**Exercise objective:** Copy out exactly each line from the line with "OCR this image." through the last line of the material below.

(Collection entries)

□ □ □ □ □

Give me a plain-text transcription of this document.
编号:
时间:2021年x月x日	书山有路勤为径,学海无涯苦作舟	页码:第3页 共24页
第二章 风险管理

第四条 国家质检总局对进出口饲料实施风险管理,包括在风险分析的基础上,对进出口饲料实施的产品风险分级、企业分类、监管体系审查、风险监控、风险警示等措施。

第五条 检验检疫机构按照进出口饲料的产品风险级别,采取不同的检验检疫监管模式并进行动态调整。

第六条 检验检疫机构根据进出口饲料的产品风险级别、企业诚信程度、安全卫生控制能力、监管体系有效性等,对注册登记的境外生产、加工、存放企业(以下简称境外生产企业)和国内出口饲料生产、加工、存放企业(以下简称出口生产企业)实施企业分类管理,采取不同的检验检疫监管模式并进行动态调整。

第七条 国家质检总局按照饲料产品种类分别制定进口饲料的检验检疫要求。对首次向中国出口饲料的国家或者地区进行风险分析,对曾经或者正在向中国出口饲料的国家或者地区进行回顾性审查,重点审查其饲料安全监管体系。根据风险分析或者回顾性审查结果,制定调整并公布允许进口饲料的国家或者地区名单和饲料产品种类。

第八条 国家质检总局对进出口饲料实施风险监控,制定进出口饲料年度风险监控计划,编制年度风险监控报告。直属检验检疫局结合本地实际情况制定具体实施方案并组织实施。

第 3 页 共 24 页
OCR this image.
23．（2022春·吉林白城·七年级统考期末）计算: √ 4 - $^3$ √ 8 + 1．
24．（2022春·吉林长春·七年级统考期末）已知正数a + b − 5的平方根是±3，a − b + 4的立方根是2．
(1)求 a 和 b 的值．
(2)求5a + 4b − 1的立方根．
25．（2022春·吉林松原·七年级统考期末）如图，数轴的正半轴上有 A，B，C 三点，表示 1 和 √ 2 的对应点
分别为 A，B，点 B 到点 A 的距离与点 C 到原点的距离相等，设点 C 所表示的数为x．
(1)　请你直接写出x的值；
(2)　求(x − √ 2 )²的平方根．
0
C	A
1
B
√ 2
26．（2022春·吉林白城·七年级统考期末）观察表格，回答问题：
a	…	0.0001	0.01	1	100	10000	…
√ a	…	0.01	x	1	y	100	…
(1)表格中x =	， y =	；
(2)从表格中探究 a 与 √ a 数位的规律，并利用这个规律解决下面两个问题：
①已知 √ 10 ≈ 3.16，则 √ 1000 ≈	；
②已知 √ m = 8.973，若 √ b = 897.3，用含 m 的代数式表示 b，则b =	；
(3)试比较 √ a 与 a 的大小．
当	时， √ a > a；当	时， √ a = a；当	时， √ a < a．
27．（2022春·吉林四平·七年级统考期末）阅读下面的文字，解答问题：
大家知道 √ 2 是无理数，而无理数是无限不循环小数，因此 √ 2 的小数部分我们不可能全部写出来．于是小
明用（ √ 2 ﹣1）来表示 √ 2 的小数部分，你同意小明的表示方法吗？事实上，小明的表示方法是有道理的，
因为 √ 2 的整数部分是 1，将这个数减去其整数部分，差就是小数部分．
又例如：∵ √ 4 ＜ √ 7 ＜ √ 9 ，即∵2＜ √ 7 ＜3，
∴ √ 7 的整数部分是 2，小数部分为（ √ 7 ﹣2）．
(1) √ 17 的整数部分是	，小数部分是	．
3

□ □ □ □ □

**Expected answer:**
OCR this image.
23．（2022春·吉林白城·七年级统考期末）计算: √ 4 - $^3$ √ 8 + 1．
24．（2022春·吉林长春·七年级统考期末）已知正数a + b − 5的平方根是±3，a − b + 4的立方根是2．
(1)求 a 和 b 的值．
(2)求5a + 4b − 1的立方根．
25．（2022春·吉林松原·七年级统考期末）如图，数轴的正半轴上有 A，B，C 三点，表示 1 和 √ 2 的对应点
分别为 A，B，点 B 到点 A 的距离与点 C 到原点的距离相等，设点 C 所表示的数为x．
(1)　请你直接写出x的值；
(2)　求(x − √ 2 )²的平方根．
0
C	A
1
B
√ 2
26．（2022春·吉林白城·七年级统考期末）观察表格，回答问题：
a	…	0.0001	0.01	1	100	10000	…
√ a	…	0.01	x	1	y	100	…
(1)表格中x =	， y =	；
(2)从表格中探究 a 与 √ a 数位的规律，并利用这个规律解决下面两个问题：
①已知 √ 10 ≈ 3.16，则 √ 1000 ≈	；
②已知 √ m = 8.973，若 √ b = 897.3，用含 m 的代数式表示 b，则b =	；
(3)试比较 √ a 与 a 的大小．
当	时， √ a > a；当	时， √ a = a；当	时， √ a < a．
27．（2022春·吉林四平·七年级统考期末）阅读下面的文字，解答问题：
大家知道 √ 2 是无理数，而无理数是无限不循环小数，因此 √ 2 的小数部分我们不可能全部写出来．于是小
明用（ √ 2 ﹣1）来表示 √ 2 的小数部分，你同意小明的表示方法吗？事实上，小明的表示方法是有道理的，
因为 √ 2 的整数部分是 1，将这个数减去其整数部分，差就是小数部分．
又例如：∵ √ 4 ＜ √ 7 ＜ √ 9 ，即∵2＜ √ 7 ＜3，
∴ √ 7 的整数部分是 2，小数部分为（ √ 7 ﹣2）．
(1) √ 17 的整数部分是	，小数部分是	．
3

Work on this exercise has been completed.